**Objective**: Rewrite each of the items below with "y-tick-label" changed to "vertical-tick-label" everywhere it occurs, leaving everything else as it is.

▼

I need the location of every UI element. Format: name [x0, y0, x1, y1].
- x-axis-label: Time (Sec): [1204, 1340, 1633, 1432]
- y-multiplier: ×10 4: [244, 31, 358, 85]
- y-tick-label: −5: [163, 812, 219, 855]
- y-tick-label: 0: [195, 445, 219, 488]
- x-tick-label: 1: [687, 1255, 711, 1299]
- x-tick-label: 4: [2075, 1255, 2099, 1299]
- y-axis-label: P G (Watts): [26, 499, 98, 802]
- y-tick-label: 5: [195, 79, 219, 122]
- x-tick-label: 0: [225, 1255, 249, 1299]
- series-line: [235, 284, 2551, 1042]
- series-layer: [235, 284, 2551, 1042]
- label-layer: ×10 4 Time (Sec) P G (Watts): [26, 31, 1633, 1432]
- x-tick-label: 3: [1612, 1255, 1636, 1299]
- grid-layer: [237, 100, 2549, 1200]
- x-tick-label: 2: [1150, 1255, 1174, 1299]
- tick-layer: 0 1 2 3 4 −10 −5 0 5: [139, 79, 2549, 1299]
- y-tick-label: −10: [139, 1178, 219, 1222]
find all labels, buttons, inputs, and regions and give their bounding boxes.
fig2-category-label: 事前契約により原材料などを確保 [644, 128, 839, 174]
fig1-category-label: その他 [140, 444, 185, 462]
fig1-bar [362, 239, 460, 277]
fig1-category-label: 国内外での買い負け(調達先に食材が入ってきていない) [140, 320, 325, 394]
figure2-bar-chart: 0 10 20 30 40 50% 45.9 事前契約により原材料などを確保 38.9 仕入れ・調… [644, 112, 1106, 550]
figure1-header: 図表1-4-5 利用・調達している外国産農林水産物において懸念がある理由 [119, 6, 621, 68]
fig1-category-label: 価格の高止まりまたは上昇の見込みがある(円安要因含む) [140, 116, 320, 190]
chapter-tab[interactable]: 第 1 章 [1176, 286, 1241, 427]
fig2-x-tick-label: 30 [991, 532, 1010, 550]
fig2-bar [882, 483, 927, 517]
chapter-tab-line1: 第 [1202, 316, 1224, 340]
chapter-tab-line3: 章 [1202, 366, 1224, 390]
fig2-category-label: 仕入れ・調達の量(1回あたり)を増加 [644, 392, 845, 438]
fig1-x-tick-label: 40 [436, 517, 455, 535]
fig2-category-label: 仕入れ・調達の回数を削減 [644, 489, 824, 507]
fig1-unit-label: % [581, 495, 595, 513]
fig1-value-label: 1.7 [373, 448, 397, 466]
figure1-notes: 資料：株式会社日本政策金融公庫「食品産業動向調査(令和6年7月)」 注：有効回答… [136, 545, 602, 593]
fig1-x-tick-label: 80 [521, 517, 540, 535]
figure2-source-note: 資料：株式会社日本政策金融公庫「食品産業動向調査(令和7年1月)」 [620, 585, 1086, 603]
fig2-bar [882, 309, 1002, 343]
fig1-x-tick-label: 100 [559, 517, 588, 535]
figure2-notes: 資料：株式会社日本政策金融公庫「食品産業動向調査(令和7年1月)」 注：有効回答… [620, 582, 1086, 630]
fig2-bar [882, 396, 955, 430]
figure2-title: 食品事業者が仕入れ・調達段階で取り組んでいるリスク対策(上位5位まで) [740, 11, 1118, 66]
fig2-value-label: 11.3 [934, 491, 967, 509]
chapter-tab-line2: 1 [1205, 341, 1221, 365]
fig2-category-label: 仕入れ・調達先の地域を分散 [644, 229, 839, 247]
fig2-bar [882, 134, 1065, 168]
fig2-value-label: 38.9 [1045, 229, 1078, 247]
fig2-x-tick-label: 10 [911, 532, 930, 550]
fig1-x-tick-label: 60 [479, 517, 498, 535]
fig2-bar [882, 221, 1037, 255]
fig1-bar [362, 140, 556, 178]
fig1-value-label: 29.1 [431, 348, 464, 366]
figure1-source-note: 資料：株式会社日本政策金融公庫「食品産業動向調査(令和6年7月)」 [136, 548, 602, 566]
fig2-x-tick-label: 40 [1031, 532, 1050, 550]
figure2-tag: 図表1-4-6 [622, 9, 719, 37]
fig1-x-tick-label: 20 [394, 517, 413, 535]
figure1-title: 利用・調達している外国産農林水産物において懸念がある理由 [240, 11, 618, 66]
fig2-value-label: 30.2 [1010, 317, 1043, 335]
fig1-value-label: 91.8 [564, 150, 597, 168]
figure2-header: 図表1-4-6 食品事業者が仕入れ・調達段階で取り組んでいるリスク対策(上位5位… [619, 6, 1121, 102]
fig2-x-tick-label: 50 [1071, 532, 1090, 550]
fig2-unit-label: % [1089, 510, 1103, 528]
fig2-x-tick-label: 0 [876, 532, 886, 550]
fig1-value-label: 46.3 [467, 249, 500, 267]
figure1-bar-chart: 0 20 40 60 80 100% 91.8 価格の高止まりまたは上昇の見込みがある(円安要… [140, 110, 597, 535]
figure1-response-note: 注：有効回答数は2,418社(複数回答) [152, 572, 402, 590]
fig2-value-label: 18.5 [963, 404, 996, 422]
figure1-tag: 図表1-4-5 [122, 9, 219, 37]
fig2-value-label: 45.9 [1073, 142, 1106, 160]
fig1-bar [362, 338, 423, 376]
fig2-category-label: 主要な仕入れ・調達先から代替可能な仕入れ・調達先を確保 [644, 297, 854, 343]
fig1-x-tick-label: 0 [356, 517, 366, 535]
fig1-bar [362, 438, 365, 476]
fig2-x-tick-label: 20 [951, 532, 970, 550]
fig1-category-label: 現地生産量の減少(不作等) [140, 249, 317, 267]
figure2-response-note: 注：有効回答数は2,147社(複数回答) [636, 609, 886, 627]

▲

**Output**:
I need the location of every UI element. Format: name [x0, y0, x1, y1].
- x-axis-label: Time (Sec): [1204, 1340, 1633, 1432]
- y-multiplier: ×10 4: [244, 31, 358, 85]
- vertical-tick-label: −5: [163, 812, 219, 855]
- vertical-tick-label: 0: [195, 445, 219, 488]
- x-tick-label: 1: [687, 1255, 711, 1299]
- x-tick-label: 4: [2075, 1255, 2099, 1299]
- y-axis-label: P G (Watts): [26, 499, 98, 802]
- vertical-tick-label: 5: [195, 79, 219, 122]
- x-tick-label: 0: [225, 1255, 249, 1299]
- series-line: [235, 284, 2551, 1042]
- series-layer: [235, 284, 2551, 1042]
- label-layer: ×10 4 Time (Sec) P G (Watts): [26, 31, 1633, 1432]
- x-tick-label: 3: [1612, 1255, 1636, 1299]
- grid-layer: [237, 100, 2549, 1200]
- x-tick-label: 2: [1150, 1255, 1174, 1299]
- tick-layer: 0 1 2 3 4 −10 −5 0 5: [139, 79, 2549, 1299]
- vertical-tick-label: −10: [139, 1178, 219, 1222]
find all labels, buttons, inputs, and regions and give their bounding boxes.
fig2-category-label: 事前契約により原材料などを確保 [644, 128, 839, 174]
fig1-category-label: その他 [140, 444, 185, 462]
fig1-bar [362, 239, 460, 277]
fig1-category-label: 国内外での買い負け(調達先に食材が入ってきていない) [140, 320, 325, 394]
figure2-bar-chart: 0 10 20 30 40 50% 45.9 事前契約により原材料などを確保 38.9 仕入れ・調… [644, 112, 1106, 550]
figure1-header: 図表1-4-5 利用・調達している外国産農林水産物において懸念がある理由 [119, 6, 621, 68]
fig1-category-label: 価格の高止まりまたは上昇の見込みがある(円安要因含む) [140, 116, 320, 190]
chapter-tab[interactable]: 第 1 章 [1176, 286, 1241, 427]
fig2-x-tick-label: 30 [991, 532, 1010, 550]
fig2-bar [882, 483, 927, 517]
chapter-tab-line1: 第 [1202, 316, 1224, 340]
chapter-tab-line3: 章 [1202, 366, 1224, 390]
fig2-category-label: 仕入れ・調達の量(1回あたり)を増加 [644, 392, 845, 438]
fig1-x-tick-label: 40 [436, 517, 455, 535]
fig2-category-label: 仕入れ・調達の回数を削減 [644, 489, 824, 507]
fig1-unit-label: % [581, 495, 595, 513]
fig1-value-label: 1.7 [373, 448, 397, 466]
figure1-notes: 資料：株式会社日本政策金融公庫「食品産業動向調査(令和6年7月)」 注：有効回答… [136, 545, 602, 593]
fig1-x-tick-label: 80 [521, 517, 540, 535]
figure2-source-note: 資料：株式会社日本政策金融公庫「食品産業動向調査(令和7年1月)」 [620, 585, 1086, 603]
fig2-bar [882, 309, 1002, 343]
fig1-x-tick-label: 100 [559, 517, 588, 535]
figure2-notes: 資料：株式会社日本政策金融公庫「食品産業動向調査(令和7年1月)」 注：有効回答… [620, 582, 1086, 630]
fig2-bar [882, 396, 955, 430]
figure2-title: 食品事業者が仕入れ・調達段階で取り組んでいるリスク対策(上位5位まで) [740, 11, 1118, 66]
fig2-value-label: 11.3 [934, 491, 967, 509]
chapter-tab-line2: 1 [1205, 341, 1221, 365]
fig2-category-label: 仕入れ・調達先の地域を分散 [644, 229, 839, 247]
fig2-bar [882, 134, 1065, 168]
fig2-value-label: 38.9 [1045, 229, 1078, 247]
fig2-x-tick-label: 10 [911, 532, 930, 550]
fig1-x-tick-label: 60 [479, 517, 498, 535]
fig2-bar [882, 221, 1037, 255]
fig1-bar [362, 140, 556, 178]
fig1-value-label: 29.1 [431, 348, 464, 366]
figure1-source-note: 資料：株式会社日本政策金融公庫「食品産業動向調査(令和6年7月)」 [136, 548, 602, 566]
fig2-x-tick-label: 40 [1031, 532, 1050, 550]
figure2-tag: 図表1-4-6 [622, 9, 719, 37]
fig1-x-tick-label: 20 [394, 517, 413, 535]
figure1-title: 利用・調達している外国産農林水産物において懸念がある理由 [240, 11, 618, 66]
fig2-value-label: 30.2 [1010, 317, 1043, 335]
fig1-value-label: 91.8 [564, 150, 597, 168]
figure2-header: 図表1-4-6 食品事業者が仕入れ・調達段階で取り組んでいるリスク対策(上位5位… [619, 6, 1121, 102]
fig2-x-tick-label: 50 [1071, 532, 1090, 550]
fig2-unit-label: % [1089, 510, 1103, 528]
fig2-x-tick-label: 0 [876, 532, 886, 550]
fig1-value-label: 46.3 [467, 249, 500, 267]
figure1-bar-chart: 0 20 40 60 80 100% 91.8 価格の高止まりまたは上昇の見込みがある(円安要… [140, 110, 597, 535]
figure1-response-note: 注：有効回答数は2,418社(複数回答) [152, 572, 402, 590]
fig2-value-label: 18.5 [963, 404, 996, 422]
figure1-tag: 図表1-4-5 [122, 9, 219, 37]
fig2-value-label: 45.9 [1073, 142, 1106, 160]
fig1-bar [362, 338, 423, 376]
fig2-category-label: 主要な仕入れ・調達先から代替可能な仕入れ・調達先を確保 [644, 297, 854, 343]
fig1-x-tick-label: 0 [356, 517, 366, 535]
fig1-bar [362, 438, 365, 476]
fig2-x-tick-label: 20 [951, 532, 970, 550]
fig1-category-label: 現地生産量の減少(不作等) [140, 249, 317, 267]
figure2-response-note: 注：有効回答数は2,147社(複数回答) [636, 609, 886, 627]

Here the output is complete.